[Start of Page excerpt]

Swap the clamp. At least then you'll know that some schmuck isn't going to hang it without the safety since it was 'swiped'. Then again, I guess I'm one of the ones who thinks everyone should have a surplus of safeties so the event need not occur in the first place .


----------



## chris325 (Feb 1, 2010)

Swapping the clamp seems like it would be a big hassle compared to just having enough safeties available to have one on every hung fixture, and a bunch of extras. Permanent ones seem simply inconvienent.


----------



## Les (Feb 1, 2010)

chris325 said:


> Swapping the clamp seems like it would be a big hassle compared to just having enough safeties available to have one on every hung fixture, and a bunch of extras. Permanent ones seem simply inconvienent.



A bigger hassle is finding that half of your instruments in storage are sans safety cable. That's why my vote is also surplus. 

All in all, this is a pretty moot point. One should always make sure they are fully prepared, with all the materials necessary to hang a light prior to even removing it from the storage room. 

I agree that these clamps would be a hassle if you have a half-and-half inventory, but if these clamps make up 100% of your inventory, I don't see a problem.


----------



## masterelectrician2112 (Feb 2, 2010)

I have been meaning to ask the director (who is also the TD and Theatre teacher) to get some more.


----------



## bull (Feb 2, 2010)

We don't have the money for more, so I usually end up making them. Which isn't usually a problem, but we're out of clips, so now I can't. I had to hang a ton of pars in our black box, so guess what, I now have 6 S4 JR ERSs that are safety cable-less...


----------



## Les (Feb 2, 2010)

bull said:


> We don't have the money for more, so I usually end up making them. Which isn't usually a problem, but we're out of clips, so now I can't. I had to hang a ton of pars in our black box, so guess what, I now have 6 S4 JR ERSs that are safety cable-less...

[End of Page excerpt]
[Start of Material supplied]

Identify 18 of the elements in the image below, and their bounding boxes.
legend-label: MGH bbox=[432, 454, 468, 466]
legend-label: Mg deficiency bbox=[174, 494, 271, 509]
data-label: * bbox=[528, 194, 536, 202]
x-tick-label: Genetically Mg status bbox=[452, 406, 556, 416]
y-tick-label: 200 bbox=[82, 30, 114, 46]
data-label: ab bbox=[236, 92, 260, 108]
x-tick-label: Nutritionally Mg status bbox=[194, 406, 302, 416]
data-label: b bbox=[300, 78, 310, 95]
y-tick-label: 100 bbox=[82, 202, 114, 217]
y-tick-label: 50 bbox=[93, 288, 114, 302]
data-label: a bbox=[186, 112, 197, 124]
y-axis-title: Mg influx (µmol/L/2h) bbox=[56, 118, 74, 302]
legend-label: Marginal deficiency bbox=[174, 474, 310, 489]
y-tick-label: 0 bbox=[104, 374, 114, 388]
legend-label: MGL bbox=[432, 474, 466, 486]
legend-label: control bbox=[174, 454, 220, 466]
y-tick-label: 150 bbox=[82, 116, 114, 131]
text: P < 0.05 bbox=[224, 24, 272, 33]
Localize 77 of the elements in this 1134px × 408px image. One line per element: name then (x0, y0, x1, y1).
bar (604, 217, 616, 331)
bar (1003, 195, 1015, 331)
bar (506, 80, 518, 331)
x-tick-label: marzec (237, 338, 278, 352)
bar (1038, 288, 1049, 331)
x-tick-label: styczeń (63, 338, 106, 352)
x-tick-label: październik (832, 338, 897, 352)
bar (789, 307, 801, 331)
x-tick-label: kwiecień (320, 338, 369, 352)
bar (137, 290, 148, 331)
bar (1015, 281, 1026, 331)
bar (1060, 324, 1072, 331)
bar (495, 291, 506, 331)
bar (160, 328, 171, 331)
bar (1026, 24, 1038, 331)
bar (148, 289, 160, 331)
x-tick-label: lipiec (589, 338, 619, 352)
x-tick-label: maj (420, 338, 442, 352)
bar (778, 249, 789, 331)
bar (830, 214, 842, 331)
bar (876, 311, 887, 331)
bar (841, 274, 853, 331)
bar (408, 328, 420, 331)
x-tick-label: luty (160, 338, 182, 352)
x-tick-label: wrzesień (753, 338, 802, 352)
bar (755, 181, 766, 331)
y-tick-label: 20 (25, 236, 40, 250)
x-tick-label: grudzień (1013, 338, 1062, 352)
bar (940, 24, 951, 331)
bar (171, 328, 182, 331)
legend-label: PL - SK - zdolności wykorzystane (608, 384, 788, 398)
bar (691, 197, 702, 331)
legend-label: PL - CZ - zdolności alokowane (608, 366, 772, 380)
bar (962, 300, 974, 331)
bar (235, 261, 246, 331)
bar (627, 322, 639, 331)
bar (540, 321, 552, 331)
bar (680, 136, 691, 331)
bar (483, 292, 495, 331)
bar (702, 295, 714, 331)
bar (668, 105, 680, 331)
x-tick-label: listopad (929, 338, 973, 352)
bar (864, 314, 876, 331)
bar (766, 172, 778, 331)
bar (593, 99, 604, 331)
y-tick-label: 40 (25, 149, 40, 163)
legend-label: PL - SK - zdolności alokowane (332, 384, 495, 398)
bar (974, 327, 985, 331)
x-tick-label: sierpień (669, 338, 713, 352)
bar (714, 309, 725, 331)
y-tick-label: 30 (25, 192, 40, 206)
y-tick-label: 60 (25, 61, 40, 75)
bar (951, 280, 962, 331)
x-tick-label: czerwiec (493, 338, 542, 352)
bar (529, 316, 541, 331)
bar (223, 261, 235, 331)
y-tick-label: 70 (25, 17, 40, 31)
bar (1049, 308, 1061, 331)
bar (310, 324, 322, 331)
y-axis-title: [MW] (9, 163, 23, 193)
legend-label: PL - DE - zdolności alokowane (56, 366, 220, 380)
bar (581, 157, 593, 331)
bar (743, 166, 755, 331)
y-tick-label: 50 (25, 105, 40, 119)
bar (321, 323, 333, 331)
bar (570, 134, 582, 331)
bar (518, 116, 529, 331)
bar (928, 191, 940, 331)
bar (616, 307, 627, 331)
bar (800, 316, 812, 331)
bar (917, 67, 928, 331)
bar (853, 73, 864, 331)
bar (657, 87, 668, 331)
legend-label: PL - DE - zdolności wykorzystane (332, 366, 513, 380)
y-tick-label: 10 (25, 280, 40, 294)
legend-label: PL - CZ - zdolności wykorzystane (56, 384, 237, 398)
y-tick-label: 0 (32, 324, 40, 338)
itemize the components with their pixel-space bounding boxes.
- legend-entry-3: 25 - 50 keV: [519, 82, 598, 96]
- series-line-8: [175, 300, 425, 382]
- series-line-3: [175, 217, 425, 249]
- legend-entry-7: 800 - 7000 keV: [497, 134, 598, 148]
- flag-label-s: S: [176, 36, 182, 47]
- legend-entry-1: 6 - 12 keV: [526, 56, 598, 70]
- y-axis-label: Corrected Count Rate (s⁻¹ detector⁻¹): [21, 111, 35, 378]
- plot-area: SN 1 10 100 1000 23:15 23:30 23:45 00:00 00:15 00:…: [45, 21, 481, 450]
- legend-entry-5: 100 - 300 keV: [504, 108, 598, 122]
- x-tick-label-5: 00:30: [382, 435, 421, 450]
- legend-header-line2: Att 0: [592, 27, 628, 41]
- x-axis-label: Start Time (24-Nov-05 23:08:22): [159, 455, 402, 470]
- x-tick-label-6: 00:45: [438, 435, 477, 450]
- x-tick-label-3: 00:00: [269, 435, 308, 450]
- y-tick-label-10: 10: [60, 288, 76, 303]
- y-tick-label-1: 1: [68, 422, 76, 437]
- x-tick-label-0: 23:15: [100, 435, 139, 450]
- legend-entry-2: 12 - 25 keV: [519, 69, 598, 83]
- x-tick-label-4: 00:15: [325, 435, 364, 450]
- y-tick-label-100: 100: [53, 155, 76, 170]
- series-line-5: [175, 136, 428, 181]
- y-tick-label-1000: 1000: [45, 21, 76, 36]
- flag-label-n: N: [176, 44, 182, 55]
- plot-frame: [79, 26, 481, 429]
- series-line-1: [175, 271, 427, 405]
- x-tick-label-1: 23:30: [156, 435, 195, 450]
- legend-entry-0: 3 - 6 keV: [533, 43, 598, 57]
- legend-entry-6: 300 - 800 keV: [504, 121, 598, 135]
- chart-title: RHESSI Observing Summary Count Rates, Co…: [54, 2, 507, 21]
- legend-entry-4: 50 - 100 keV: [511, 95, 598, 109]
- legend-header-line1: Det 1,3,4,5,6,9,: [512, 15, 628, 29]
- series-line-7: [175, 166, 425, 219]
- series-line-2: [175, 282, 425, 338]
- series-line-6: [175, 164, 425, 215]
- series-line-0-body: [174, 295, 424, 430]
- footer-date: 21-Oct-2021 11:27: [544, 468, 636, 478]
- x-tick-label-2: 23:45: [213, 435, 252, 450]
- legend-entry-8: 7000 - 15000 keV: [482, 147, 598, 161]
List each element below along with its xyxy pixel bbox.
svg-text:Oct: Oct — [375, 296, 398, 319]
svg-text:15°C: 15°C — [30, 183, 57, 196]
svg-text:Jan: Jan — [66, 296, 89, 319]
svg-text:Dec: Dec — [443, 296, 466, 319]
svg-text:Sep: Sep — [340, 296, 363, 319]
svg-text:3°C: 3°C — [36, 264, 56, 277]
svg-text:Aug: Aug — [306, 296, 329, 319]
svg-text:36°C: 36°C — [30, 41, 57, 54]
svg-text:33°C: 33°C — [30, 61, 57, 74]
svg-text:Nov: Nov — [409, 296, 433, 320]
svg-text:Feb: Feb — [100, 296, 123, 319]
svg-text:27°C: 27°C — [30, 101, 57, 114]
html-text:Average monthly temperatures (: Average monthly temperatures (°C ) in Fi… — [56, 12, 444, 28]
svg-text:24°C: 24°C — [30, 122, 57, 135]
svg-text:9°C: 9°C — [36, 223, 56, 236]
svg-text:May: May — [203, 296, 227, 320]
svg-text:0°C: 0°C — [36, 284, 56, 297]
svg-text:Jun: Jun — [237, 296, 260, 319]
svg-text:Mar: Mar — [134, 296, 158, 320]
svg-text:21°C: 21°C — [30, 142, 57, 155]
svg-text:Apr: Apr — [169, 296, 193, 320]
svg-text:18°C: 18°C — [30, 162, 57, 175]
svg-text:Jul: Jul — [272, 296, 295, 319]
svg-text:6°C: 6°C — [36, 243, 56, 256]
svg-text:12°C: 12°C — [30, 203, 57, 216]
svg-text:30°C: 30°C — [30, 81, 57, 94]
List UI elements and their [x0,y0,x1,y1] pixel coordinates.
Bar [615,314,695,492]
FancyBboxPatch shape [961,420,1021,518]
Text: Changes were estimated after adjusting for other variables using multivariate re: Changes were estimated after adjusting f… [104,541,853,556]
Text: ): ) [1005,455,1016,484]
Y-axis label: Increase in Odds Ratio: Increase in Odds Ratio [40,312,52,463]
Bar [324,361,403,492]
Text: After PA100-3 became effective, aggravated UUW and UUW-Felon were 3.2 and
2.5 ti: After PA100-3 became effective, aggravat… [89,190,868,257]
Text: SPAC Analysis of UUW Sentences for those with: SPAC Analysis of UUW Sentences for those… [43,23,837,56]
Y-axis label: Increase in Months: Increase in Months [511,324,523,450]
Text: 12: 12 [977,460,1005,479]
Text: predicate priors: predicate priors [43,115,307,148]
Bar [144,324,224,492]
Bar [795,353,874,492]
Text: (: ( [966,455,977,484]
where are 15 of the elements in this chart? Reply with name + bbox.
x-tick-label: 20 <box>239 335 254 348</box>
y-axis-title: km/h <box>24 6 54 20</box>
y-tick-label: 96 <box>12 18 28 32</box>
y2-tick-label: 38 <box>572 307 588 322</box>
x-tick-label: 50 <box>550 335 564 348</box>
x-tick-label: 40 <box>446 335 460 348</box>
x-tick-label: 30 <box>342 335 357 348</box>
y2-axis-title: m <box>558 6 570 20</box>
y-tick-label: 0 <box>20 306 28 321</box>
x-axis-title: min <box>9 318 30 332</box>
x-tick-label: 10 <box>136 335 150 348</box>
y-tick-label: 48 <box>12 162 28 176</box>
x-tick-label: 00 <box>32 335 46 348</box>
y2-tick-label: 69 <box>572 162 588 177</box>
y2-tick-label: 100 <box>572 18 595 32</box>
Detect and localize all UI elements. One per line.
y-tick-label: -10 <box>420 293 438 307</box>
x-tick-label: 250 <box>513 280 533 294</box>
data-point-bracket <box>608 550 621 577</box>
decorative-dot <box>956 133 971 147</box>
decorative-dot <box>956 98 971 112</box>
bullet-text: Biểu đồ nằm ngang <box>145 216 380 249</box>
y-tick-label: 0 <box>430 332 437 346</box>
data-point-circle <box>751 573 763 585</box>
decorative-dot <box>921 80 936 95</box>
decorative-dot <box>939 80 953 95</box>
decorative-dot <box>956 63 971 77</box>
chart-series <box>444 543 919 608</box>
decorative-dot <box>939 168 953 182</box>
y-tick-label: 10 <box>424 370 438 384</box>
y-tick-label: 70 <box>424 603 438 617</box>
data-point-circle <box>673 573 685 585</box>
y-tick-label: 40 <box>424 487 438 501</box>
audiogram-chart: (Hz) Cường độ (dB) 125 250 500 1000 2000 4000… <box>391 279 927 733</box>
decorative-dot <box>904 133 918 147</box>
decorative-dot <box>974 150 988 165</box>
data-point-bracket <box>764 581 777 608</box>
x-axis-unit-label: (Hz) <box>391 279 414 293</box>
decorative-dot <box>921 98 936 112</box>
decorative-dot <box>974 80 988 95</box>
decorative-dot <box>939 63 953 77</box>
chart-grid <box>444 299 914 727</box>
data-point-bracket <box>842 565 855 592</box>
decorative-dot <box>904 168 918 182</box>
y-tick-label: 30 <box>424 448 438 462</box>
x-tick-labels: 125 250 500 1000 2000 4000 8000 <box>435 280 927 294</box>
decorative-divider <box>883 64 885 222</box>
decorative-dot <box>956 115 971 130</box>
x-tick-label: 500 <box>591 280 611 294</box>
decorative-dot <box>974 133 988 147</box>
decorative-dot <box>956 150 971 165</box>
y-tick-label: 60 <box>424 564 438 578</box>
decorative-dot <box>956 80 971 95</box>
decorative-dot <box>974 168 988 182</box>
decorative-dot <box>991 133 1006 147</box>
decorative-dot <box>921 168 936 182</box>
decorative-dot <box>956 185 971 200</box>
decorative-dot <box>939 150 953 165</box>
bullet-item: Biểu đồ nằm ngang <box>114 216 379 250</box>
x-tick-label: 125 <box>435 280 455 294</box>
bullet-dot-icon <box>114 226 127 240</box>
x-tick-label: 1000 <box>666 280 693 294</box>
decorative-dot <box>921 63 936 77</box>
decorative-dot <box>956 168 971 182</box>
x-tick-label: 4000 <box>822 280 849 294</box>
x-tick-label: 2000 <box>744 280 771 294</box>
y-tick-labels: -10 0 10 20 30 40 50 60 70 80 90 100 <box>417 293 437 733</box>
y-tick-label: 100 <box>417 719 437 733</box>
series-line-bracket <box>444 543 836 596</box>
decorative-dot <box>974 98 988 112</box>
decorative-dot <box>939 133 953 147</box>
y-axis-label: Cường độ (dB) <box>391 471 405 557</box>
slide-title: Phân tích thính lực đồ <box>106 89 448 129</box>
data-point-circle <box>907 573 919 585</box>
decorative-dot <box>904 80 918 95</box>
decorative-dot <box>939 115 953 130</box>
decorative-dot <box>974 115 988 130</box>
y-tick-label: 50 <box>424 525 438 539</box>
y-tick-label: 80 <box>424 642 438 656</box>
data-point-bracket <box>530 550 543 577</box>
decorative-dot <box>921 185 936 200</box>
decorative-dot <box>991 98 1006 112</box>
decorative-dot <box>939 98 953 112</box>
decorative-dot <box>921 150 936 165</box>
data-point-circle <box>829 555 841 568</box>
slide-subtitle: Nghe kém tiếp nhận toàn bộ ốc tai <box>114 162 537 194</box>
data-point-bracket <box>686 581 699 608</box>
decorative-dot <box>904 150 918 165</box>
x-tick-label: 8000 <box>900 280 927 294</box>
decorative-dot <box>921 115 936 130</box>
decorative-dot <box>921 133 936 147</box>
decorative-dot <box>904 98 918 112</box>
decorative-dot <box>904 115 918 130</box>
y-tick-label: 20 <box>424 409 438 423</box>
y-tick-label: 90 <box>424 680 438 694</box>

[End of Material supplied]

> [Tasks to carry out]
a - Return the passage of the safety cable thread from "All in all, this" to "masterelectrician2112 (Feb 2, 2010)", copied word for word.
b - In the safety cable thread, how many S4 JR ERSs does bull say are now without safety cables?
The listing is drawn from a source other than the safety cable thread.

> [Answers in order]
a -
All in all, this is a pretty moot point. One should always make sure they are fully prepared, with all the materials necessary to hang a light prior to even removing it from the storage room. 

I agree that these clamps would be a hassle if you have a half-and-half inventory, but if these clamps make up 100% of your inventory, I don't see a problem.


----------



## masterelectrician2112 (Feb 2, 2010)

b - Six.